#### [Short task]
Gather every line that includes the word "this", please.

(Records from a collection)
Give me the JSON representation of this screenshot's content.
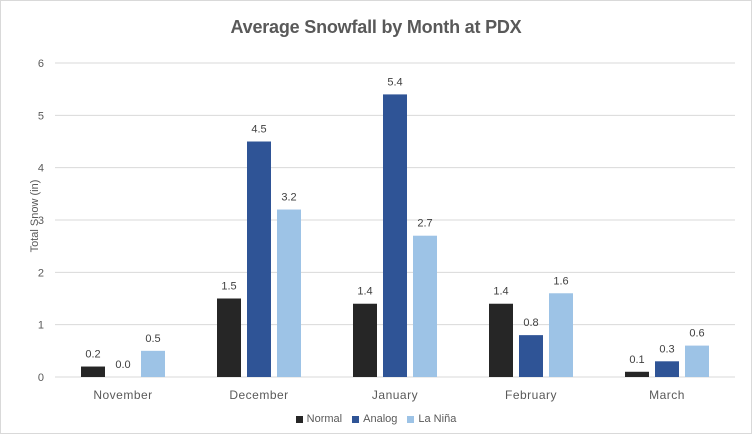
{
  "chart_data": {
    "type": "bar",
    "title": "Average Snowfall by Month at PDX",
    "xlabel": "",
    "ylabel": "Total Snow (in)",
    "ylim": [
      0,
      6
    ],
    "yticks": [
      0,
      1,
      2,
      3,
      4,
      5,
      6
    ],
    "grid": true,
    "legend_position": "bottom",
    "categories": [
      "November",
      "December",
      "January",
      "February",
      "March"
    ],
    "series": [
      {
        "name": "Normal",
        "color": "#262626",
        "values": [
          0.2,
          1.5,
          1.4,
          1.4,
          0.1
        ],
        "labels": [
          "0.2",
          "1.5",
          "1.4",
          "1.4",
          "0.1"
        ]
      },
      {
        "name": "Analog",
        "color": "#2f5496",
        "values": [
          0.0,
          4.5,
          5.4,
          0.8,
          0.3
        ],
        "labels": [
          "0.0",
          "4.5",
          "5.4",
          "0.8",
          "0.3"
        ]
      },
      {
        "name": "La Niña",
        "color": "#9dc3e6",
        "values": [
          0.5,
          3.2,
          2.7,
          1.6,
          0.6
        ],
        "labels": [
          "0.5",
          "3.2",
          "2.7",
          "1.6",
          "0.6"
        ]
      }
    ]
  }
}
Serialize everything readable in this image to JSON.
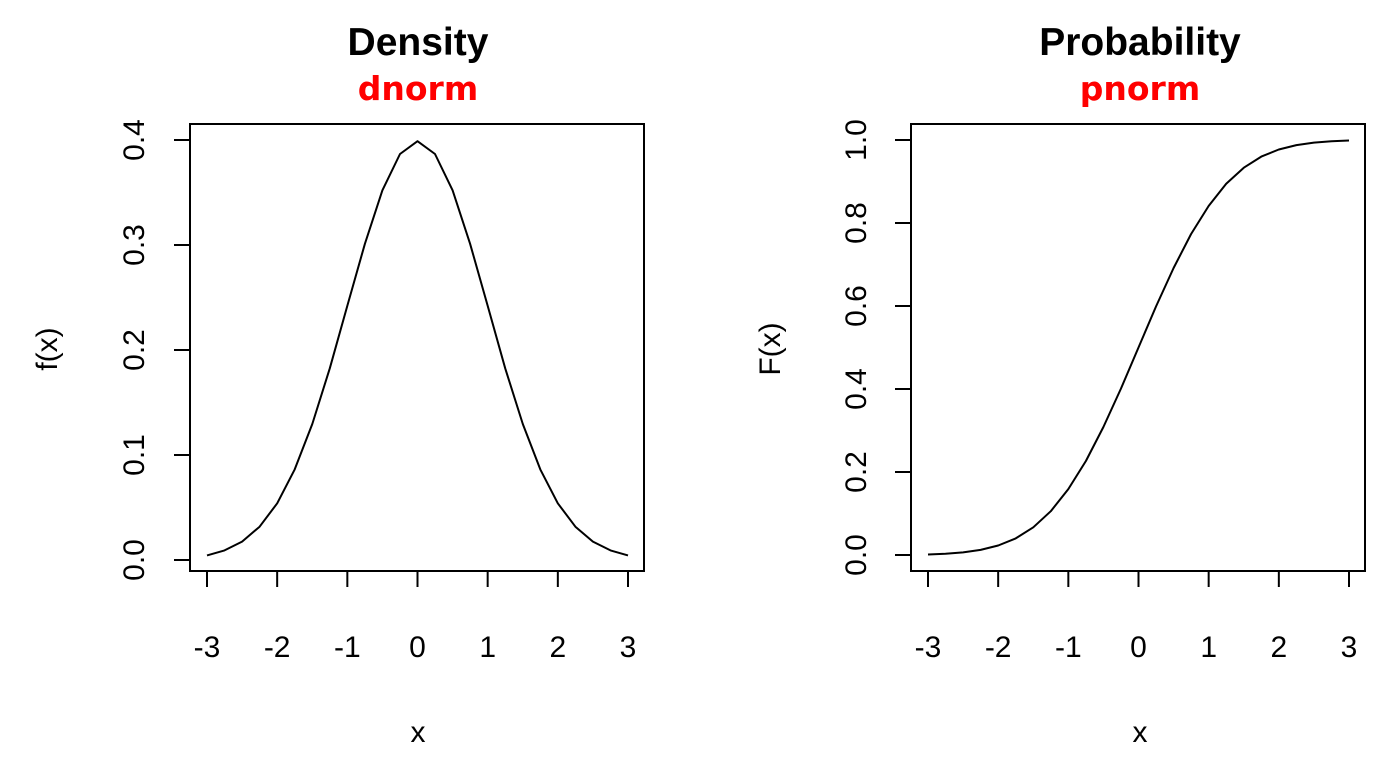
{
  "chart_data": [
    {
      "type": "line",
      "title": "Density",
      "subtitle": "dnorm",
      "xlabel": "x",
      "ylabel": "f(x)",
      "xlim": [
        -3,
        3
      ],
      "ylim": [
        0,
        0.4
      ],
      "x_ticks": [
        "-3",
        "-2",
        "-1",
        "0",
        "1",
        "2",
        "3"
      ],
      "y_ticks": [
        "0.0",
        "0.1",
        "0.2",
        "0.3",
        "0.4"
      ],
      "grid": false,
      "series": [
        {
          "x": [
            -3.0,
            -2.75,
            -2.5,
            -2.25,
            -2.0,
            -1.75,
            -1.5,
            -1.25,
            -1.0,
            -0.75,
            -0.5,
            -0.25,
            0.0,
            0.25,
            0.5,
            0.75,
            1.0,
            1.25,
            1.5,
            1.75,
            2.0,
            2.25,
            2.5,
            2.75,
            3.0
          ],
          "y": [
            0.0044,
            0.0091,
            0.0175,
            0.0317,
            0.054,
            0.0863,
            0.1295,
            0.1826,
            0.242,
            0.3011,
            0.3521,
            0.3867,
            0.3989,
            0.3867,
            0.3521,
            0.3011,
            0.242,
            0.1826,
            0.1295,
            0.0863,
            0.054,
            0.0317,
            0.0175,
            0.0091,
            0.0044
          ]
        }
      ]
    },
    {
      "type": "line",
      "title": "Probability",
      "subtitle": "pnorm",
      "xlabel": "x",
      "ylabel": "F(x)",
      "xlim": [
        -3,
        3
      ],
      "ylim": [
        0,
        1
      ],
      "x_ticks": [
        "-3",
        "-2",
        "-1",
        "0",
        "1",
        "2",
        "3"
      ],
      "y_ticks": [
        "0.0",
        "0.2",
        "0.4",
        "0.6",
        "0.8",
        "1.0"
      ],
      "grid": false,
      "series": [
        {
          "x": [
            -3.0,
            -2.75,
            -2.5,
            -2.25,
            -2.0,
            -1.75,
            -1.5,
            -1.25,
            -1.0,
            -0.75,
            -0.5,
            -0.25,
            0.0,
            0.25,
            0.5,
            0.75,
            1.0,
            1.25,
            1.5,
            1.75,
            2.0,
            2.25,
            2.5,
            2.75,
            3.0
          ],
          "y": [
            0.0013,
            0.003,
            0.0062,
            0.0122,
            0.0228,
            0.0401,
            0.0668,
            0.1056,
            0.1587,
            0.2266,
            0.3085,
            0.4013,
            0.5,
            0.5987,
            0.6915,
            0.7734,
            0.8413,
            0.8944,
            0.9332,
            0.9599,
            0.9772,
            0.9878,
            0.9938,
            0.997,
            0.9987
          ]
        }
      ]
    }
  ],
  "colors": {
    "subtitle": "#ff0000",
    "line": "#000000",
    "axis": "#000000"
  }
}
...
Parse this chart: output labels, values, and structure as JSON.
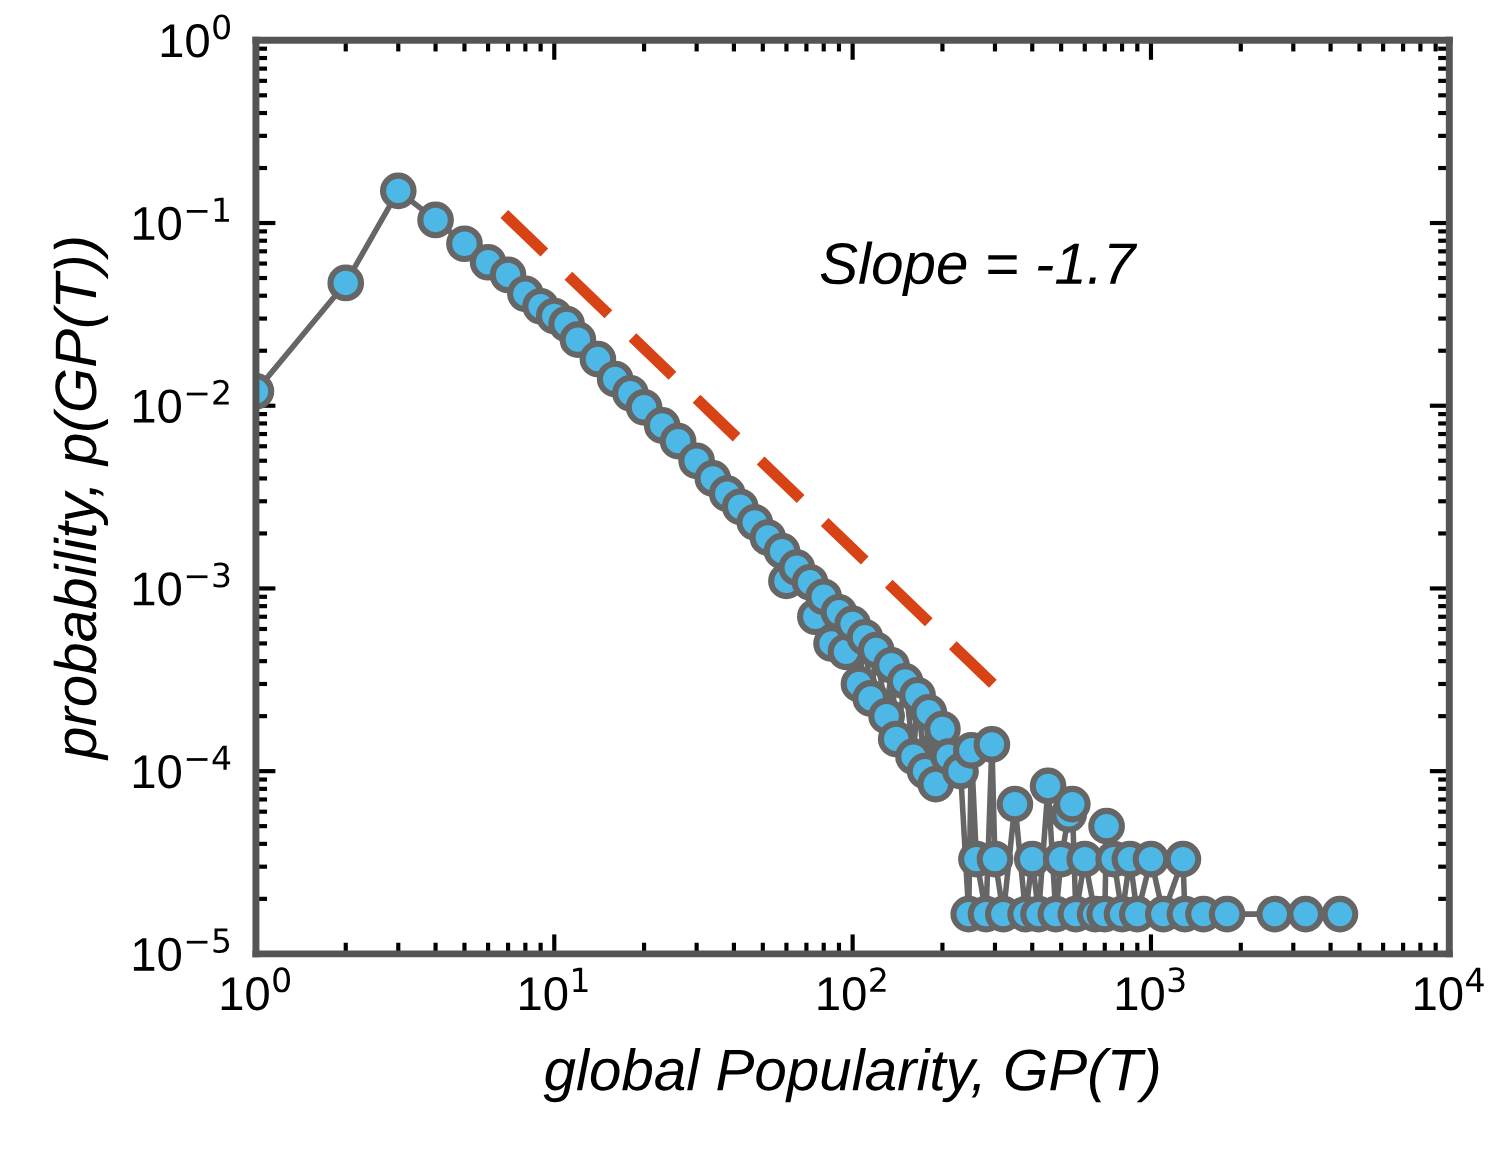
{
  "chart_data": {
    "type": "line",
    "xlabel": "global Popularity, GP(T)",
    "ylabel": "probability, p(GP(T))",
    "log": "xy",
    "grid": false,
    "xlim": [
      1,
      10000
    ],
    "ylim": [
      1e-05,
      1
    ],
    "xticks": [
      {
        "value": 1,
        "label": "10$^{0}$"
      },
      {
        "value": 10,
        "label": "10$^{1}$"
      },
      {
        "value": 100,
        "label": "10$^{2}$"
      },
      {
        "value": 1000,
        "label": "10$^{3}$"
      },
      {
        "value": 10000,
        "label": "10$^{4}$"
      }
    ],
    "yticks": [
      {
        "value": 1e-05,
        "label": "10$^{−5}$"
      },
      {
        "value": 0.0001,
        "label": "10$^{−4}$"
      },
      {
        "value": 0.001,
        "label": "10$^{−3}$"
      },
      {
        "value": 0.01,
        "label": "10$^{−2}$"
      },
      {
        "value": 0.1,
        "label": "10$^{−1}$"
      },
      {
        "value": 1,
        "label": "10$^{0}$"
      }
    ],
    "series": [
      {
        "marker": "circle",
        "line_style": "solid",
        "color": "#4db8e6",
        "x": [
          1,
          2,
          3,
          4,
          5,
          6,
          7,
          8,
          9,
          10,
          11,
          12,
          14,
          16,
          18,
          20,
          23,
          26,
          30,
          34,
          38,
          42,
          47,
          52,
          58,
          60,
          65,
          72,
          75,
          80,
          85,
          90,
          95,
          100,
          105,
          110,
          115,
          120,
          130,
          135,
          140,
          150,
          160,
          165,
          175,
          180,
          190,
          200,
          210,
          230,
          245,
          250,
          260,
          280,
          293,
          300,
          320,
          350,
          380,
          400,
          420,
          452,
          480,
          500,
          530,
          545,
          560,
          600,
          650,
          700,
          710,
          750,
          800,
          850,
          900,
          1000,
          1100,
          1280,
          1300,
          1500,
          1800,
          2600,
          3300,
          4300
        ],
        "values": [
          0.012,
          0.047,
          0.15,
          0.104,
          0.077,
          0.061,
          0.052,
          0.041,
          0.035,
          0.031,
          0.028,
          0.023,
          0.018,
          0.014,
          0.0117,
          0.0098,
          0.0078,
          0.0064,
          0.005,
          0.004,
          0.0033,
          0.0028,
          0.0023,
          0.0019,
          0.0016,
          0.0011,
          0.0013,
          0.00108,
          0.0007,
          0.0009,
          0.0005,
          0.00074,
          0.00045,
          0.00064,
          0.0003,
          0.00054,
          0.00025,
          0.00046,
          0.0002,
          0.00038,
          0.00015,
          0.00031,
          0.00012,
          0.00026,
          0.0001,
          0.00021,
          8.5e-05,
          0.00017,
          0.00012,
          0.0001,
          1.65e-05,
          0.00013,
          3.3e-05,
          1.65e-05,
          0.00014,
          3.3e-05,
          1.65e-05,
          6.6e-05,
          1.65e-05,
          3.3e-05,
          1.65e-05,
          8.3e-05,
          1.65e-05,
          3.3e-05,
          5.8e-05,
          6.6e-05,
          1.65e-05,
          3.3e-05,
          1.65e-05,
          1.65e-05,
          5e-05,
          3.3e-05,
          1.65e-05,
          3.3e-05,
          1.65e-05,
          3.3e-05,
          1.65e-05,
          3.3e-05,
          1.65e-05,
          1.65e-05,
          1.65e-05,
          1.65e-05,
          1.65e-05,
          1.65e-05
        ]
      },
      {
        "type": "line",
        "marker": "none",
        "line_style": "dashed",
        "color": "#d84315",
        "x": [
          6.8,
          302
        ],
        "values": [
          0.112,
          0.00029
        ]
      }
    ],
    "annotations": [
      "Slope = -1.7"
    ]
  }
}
==
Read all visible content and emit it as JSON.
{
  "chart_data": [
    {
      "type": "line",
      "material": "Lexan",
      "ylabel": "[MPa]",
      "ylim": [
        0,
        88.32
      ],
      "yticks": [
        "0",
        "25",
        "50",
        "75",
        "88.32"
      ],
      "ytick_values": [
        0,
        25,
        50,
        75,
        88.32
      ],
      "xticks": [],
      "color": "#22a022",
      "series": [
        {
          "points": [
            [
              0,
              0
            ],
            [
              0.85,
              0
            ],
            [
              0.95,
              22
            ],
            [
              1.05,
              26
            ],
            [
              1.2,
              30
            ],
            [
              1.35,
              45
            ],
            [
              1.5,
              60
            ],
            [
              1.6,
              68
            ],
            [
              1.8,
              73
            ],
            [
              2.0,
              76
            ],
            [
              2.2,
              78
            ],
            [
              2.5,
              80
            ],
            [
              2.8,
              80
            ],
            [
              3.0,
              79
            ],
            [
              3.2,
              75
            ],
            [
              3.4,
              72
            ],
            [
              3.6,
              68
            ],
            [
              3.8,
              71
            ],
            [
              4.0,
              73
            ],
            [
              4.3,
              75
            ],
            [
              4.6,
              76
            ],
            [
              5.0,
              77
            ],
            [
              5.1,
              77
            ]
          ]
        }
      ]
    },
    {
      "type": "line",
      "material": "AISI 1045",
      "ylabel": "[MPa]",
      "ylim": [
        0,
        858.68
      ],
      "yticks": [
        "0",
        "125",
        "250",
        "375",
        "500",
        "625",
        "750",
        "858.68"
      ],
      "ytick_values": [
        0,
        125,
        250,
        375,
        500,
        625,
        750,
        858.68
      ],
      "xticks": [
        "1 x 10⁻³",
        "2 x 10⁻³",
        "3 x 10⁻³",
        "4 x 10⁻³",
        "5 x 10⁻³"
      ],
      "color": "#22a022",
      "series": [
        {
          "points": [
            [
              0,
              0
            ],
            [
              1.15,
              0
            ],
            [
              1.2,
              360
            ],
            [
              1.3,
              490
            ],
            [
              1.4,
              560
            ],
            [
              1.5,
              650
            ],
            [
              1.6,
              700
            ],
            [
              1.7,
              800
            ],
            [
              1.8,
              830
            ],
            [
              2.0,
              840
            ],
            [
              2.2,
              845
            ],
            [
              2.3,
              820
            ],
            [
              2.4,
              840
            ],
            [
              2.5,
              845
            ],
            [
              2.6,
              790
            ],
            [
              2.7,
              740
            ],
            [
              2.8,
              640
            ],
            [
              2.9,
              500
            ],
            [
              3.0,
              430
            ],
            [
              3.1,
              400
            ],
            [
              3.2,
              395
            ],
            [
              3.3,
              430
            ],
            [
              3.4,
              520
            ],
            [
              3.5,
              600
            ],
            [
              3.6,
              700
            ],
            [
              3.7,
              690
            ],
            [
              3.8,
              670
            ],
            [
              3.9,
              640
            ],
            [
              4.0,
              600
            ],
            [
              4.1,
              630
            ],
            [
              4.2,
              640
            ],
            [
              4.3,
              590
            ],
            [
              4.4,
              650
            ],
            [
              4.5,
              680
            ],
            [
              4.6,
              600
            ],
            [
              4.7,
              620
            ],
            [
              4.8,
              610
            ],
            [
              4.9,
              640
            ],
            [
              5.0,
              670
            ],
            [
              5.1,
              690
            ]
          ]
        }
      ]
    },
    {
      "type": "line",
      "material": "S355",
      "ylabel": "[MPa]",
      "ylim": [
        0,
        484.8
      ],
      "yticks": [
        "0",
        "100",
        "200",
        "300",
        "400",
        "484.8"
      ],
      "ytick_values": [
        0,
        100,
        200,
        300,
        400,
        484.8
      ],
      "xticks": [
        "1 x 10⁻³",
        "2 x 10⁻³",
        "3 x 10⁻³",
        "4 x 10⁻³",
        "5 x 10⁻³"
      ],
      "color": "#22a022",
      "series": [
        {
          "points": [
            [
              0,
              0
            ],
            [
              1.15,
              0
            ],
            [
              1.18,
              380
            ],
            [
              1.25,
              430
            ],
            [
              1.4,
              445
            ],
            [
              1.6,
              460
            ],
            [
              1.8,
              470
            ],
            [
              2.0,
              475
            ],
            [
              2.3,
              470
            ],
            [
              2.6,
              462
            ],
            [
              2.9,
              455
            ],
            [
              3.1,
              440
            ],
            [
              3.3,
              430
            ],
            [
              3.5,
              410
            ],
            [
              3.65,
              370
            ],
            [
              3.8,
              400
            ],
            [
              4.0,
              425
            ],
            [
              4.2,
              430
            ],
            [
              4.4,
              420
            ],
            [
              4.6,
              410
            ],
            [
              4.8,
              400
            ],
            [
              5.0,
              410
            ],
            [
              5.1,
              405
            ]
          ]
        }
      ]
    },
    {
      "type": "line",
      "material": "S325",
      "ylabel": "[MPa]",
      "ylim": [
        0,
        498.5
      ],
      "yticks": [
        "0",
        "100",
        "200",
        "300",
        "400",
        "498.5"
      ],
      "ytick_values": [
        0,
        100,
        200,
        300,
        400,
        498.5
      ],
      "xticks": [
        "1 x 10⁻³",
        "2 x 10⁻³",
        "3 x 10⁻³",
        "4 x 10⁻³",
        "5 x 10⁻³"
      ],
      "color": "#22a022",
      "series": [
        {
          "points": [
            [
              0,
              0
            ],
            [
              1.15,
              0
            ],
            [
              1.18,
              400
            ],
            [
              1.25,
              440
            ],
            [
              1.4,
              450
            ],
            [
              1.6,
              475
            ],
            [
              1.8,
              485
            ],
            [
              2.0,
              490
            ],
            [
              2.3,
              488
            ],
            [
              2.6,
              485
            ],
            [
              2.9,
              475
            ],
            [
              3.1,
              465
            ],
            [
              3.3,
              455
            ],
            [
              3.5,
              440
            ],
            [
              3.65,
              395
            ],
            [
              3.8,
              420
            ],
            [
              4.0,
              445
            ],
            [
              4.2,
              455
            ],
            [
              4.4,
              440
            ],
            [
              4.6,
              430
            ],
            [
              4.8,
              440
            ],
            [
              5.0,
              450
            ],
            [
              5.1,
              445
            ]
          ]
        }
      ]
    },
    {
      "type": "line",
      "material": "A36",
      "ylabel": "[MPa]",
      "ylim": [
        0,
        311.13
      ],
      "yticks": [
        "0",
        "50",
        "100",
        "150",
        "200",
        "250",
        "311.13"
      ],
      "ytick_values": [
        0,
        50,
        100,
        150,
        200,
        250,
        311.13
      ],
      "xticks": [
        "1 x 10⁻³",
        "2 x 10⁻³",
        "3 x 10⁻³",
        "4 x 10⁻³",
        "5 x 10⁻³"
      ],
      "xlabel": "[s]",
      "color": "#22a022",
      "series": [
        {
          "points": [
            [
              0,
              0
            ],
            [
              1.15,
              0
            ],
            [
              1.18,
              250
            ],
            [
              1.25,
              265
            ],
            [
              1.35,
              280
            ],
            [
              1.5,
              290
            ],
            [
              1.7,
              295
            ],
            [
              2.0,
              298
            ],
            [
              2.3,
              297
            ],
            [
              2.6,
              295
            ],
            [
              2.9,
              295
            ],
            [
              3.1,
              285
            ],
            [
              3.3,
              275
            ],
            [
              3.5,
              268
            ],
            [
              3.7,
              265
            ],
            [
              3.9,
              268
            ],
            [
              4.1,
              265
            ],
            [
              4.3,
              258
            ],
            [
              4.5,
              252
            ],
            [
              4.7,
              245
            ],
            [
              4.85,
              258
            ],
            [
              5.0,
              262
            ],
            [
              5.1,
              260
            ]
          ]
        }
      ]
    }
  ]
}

#### [Task output]
Give me the JSON representation of this screenshot's content.
Serialize everything readable in this image to JSON.
Parse this chart: output labels, values, and structure as JSON.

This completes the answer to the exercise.